What needs to be done:
Select and copy out every line in the records containing "malè".

Stored records:
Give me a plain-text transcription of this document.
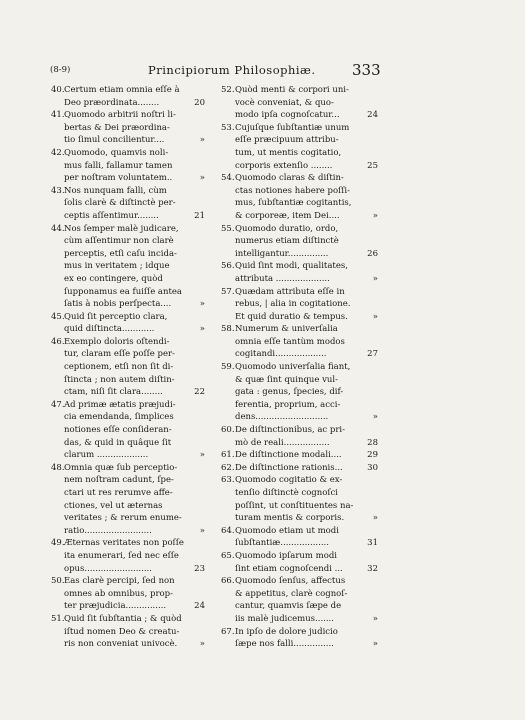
(8-9)	Principiorum Philosophiæ. 333
40. Certum etiam omnia eſſe à
Deo præordinata........	20
41. Quomodo arbitrii noſtri li-
bertas & Dei præordina-
tio ſimul concilientur....	»
42. Quomodo, quamvis noli-
mus falli, fallamur tamen
per noſtram voluntatem..	»
43. Nos nunquam falli, cùm
ſolis clarè & diſtinctè per-
ceptis aſſentimur........	21
44. Nos ſemper malè judicare,
cùm aſſentimur non clarè
perceptis, etſi caſu incida-
mus in veritatem ; idque
ex eo contingere, quòd
ſupponamus ea fuiſſe antea
ſatis à nobis perſpecta....	»
45. Quid ſit perceptio clara,
quid diſtincta............	»
46. Exemplo doloris oſtendi-
tur, claram eſſe poſſe per-
ceptionem, etſi non ſit di-
ſtincta ; non autem diſtin-
ctam, niſi ſit clara........	22
47. Ad primæ ætatis præjudi-
cia emendanda, ſimplices
notiones eſſe conſideran-
das, & quid in quâque ſit
clarum ...................	»
48. Omnia quæ ſub perceptio-
nem noſtram cadunt, ſpe-
ctari ut res rerumve affe-
ctiones, vel ut æternas
veritates ; & rerum enume-
ratio.........................	»
49. Æternas veritates non poſſe
ita enumerari, ſed nec eſſe
opus.........................	23
50. Eas clarè percipi, ſed non
omnes ab omnibus, prop-
ter præjudicia...............	24
51. Quid ſit ſubſtantia ; & quòd
iſtud nomen Deo & creatu-
ris non conveniat univocè.	»
52. Quòd menti & corpori uni-
vocè conveniat, & quo-
modo ipſa cognoſcatur...	24
53. Cujuſque ſubſtantiæ unum
eſſe præcipuum attribu-
tum, ut mentis cogitatio,
corporis extenſio ........	25
54. Quomodo claras & diſtin-
ctas notiones habere poſſi-
mus, ſubſtantiæ cogitantis,
& corporeæ, item Dei....	»
55. Quomodo duratio, ordo,
numerus etiam diſtinctè
intelligantur...............	26
56. Quid ſint modi, qualitates,
attributa ....................	»
57. Quædam attributa eſſe in
rebus, | alia in cogitatione.
Et quid duratio & tempus.	»
58. Numerum & univerſalia
omnia eſſe tantùm modos
cogitandi...................	27
59. Quomodo univerſalia fiant,
& quæ ſint quinque vul-
gata : genus, ſpecies, dif-
ferentia, proprium, acci-
dens...........................	»
60. De diſtinctionibus, ac pri-
mò de reali.................	28
61. De diſtinctione modali....	29
62. De diſtinctione rationis...	30
63. Quomodo cogitatio & ex-
tenſio diſtinctè cognoſci
poſſint, ut conſtituentes na-
turam mentis & corporis.	»
64. Quomodo etiam ut modi
ſubſtantiæ..................	31
65. Quomodo ipſarum modi
ſint etiam cognoſcendi ...	32
66. Quomodo ſenſus, affectus
& appetitus, clarè cognoſ-
cantur, quamvis ſæpe de
iis malè judicemus.......	»
67. In ipſo de dolore judicio
ſæpe nos falli...............	»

Solution to this exercise:
44. Nos ſemper malè judicare,
iis malè judicemus.......	»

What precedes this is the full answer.